▶ _Exercise aim_: Copy all records verbatim.

===

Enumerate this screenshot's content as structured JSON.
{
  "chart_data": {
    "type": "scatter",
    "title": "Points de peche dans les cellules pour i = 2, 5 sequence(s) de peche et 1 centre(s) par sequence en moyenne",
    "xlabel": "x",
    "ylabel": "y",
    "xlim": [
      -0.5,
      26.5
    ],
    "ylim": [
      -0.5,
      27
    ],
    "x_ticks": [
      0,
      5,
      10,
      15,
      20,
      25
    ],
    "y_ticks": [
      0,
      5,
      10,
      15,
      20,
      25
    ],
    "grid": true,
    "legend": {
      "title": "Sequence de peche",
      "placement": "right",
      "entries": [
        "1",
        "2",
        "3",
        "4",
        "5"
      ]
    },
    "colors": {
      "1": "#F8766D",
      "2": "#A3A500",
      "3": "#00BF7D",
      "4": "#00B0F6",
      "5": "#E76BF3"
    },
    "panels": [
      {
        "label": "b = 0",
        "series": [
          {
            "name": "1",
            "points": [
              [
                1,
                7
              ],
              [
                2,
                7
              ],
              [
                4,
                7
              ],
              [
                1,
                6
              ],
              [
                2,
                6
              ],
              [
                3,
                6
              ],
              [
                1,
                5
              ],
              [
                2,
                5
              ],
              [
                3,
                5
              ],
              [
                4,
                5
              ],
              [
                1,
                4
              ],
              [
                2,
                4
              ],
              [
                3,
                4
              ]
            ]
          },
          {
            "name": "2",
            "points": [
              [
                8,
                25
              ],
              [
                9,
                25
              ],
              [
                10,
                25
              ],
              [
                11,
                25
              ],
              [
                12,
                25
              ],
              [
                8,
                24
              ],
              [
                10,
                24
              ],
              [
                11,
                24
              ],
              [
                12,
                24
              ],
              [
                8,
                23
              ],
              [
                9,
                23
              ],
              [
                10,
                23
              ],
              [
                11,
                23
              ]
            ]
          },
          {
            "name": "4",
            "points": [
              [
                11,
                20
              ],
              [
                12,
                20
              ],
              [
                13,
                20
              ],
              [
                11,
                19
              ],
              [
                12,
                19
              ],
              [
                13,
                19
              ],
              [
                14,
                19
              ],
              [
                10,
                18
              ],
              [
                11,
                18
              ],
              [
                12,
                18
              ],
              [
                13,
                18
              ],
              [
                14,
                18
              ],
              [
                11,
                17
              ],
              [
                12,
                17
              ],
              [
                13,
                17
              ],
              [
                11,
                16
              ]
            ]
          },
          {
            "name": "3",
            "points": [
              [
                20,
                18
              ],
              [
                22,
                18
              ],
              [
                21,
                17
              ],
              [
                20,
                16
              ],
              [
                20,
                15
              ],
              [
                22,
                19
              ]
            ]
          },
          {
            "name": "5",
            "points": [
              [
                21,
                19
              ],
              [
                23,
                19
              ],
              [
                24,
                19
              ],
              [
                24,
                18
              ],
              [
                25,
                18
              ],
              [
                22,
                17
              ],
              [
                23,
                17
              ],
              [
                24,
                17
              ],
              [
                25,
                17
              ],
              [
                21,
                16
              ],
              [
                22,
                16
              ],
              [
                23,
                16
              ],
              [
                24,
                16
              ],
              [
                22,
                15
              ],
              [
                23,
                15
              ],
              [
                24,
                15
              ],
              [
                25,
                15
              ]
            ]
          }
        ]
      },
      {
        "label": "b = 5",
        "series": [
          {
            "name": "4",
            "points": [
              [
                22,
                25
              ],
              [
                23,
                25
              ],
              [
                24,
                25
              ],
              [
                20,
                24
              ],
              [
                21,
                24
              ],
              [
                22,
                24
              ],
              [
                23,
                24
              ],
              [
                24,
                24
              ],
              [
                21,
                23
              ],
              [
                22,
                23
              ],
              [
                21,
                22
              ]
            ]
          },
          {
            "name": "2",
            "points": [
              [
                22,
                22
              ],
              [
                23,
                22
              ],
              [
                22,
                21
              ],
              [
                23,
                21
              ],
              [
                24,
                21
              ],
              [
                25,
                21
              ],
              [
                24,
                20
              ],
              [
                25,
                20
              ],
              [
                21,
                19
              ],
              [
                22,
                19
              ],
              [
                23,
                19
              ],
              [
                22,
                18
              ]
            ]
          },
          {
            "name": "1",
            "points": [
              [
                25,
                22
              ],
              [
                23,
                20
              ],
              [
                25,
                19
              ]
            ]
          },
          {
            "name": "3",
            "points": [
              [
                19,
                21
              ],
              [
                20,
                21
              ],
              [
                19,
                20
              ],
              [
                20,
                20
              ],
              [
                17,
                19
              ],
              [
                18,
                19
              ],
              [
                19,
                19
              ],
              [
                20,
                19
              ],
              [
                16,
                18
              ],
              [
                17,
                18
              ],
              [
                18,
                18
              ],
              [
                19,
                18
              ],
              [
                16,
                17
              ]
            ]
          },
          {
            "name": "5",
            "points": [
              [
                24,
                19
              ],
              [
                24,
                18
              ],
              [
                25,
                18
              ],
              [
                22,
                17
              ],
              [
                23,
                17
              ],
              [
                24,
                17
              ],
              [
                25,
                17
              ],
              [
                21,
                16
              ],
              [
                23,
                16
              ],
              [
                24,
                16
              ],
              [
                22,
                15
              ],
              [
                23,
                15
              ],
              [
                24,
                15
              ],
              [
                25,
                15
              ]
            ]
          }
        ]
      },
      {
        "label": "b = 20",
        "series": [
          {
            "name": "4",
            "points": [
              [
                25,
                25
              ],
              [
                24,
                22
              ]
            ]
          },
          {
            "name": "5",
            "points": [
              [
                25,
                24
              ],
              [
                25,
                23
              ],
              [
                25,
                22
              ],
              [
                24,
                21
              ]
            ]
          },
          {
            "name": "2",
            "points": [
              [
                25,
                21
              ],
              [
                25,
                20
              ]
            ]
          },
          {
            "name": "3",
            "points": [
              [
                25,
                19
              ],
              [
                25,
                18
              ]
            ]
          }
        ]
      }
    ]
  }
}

===

▶ _Answer to the task_:
Enumerate this screenshot's content as structured JSON.
{
  "chart_data": {
    "type": "scatter",
    "title": "Points de peche dans les cellules pour i = 2, 5 sequence(s) de peche et 1 centre(s) par sequence en moyenne",
    "xlabel": "x",
    "ylabel": "y",
    "xlim": [
      -0.5,
      26.5
    ],
    "ylim": [
      -0.5,
      27
    ],
    "x_ticks": [
      0,
      5,
      10,
      15,
      20,
      25
    ],
    "y_ticks": [
      0,
      5,
      10,
      15,
      20,
      25
    ],
    "grid": true,
    "legend": {
      "title": "Sequence de peche",
      "placement": "right",
      "entries": [
        "1",
        "2",
        "3",
        "4",
        "5"
      ]
    },
    "colors": {
      "1": "#F8766D",
      "2": "#A3A500",
      "3": "#00BF7D",
      "4": "#00B0F6",
      "5": "#E76BF3"
    },
    "panels": [
      {
        "label": "b = 0",
        "series": [
          {
            "name": "1",
            "points": [
              [
                1,
                7
              ],
              [
                2,
                7
              ],
              [
                4,
                7
              ],
              [
                1,
                6
              ],
              [
                2,
                6
              ],
              [
                3,
                6
              ],
              [
                1,
                5
              ],
              [
                2,
                5
              ],
              [
                3,
                5
              ],
              [
                4,
                5
              ],
              [
                1,
                4
              ],
              [
                2,
                4
              ],
              [
                3,
                4
              ]
            ]
          },
          {
            "name": "2",
            "points": [
              [
                8,
                25
              ],
              [
                9,
                25
              ],
              [
                10,
                25
              ],
              [
                11,
                25
              ],
              [
                12,
                25
              ],
              [
                8,
                24
              ],
              [
                10,
                24
              ],
              [
                11,
                24
              ],
              [
                12,
                24
              ],
              [
                8,
                23
              ],
              [
                9,
                23
              ],
              [
                10,
                23
              ],
              [
                11,
                23
              ]
            ]
          },
          {
            "name": "4",
            "points": [
              [
                11,
                20
              ],
              [
                12,
                20
              ],
              [
                13,
                20
              ],
              [
                11,
                19
              ],
              [
                12,
                19
              ],
              [
                13,
                19
              ],
              [
                14,
                19
              ],
              [
                10,
                18
              ],
              [
                11,
                18
              ],
              [
                12,
                18
              ],
              [
                13,
                18
              ],
              [
                14,
                18
              ],
              [
                11,
                17
              ],
              [
                12,
                17
              ],
              [
                13,
                17
              ],
              [
                11,
                16
              ]
            ]
          },
          {
            "name": "3",
            "points": [
              [
                20,
                18
              ],
              [
                22,
                18
              ],
              [
                21,
                17
              ],
              [
                20,
                16
              ],
              [
                20,
                15
              ],
              [
                22,
                19
              ]
            ]
          },
          {
            "name": "5",
            "points": [
              [
                21,
                19
              ],
              [
                23,
                19
              ],
              [
                24,
                19
              ],
              [
                24,
                18
              ],
              [
                25,
                18
              ],
              [
                22,
                17
              ],
              [
                23,
                17
              ],
              [
                24,
                17
              ],
              [
                25,
                17
              ],
              [
                21,
                16
              ],
              [
                22,
                16
              ],
              [
                23,
                16
              ],
              [
                24,
                16
              ],
              [
                22,
                15
              ],
              [
                23,
                15
              ],
              [
                24,
                15
              ],
              [
                25,
                15
              ]
            ]
          }
        ]
      },
      {
        "label": "b = 5",
        "series": [
          {
            "name": "4",
            "points": [
              [
                22,
                25
              ],
              [
                23,
                25
              ],
              [
                24,
                25
              ],
              [
                20,
                24
              ],
              [
                21,
                24
              ],
              [
                22,
                24
              ],
              [
                23,
                24
              ],
              [
                24,
                24
              ],
              [
                21,
                23
              ],
              [
                22,
                23
              ],
              [
                21,
                22
              ]
            ]
          },
          {
            "name": "2",
            "points": [
              [
                22,
                22
              ],
              [
                23,
                22
              ],
              [
                22,
                21
              ],
              [
                23,
                21
              ],
              [
                24,
                21
              ],
              [
                25,
                21
              ],
              [
                24,
                20
              ],
              [
                25,
                20
              ],
              [
                21,
                19
              ],
              [
                22,
                19
              ],
              [
                23,
                19
              ],
              [
                22,
                18
              ]
            ]
          },
          {
            "name": "1",
            "points": [
              [
                25,
                22
              ],
              [
                23,
                20
              ],
              [
                25,
                19
              ]
            ]
          },
          {
            "name": "3",
            "points": [
              [
                19,
                21
              ],
              [
                20,
                21
              ],
              [
                19,
                20
              ],
              [
                20,
                20
              ],
              [
                17,
                19
              ],
              [
                18,
                19
              ],
              [
                19,
                19
              ],
              [
                20,
                19
              ],
              [
                16,
                18
              ],
              [
                17,
                18
              ],
              [
                18,
                18
              ],
              [
                19,
                18
              ],
              [
                16,
                17
              ]
            ]
          },
          {
            "name": "5",
            "points": [
              [
                24,
                19
              ],
              [
                24,
                18
              ],
              [
                25,
                18
              ],
              [
                22,
                17
              ],
              [
                23,
                17
              ],
              [
                24,
                17
              ],
              [
                25,
                17
              ],
              [
                21,
                16
              ],
              [
                23,
                16
              ],
              [
                24,
                16
              ],
              [
                22,
                15
              ],
              [
                23,
                15
              ],
              [
                24,
                15
              ],
              [
                25,
                15
              ]
            ]
          }
        ]
      },
      {
        "label": "b = 20",
        "series": [
          {
            "name": "4",
            "points": [
              [
                25,
                25
              ],
              [
                24,
                22
              ]
            ]
          },
          {
            "name": "5",
            "points": [
              [
                25,
                24
              ],
              [
                25,
                23
              ],
              [
                25,
                22
              ],
              [
                24,
                21
              ]
            ]
          },
          {
            "name": "2",
            "points": [
              [
                25,
                21
              ],
              [
                25,
                20
              ]
            ]
          },
          {
            "name": "3",
            "points": [
              [
                25,
                19
              ],
              [
                25,
                18
              ]
            ]
          }
        ]
      }
    ]
  }
}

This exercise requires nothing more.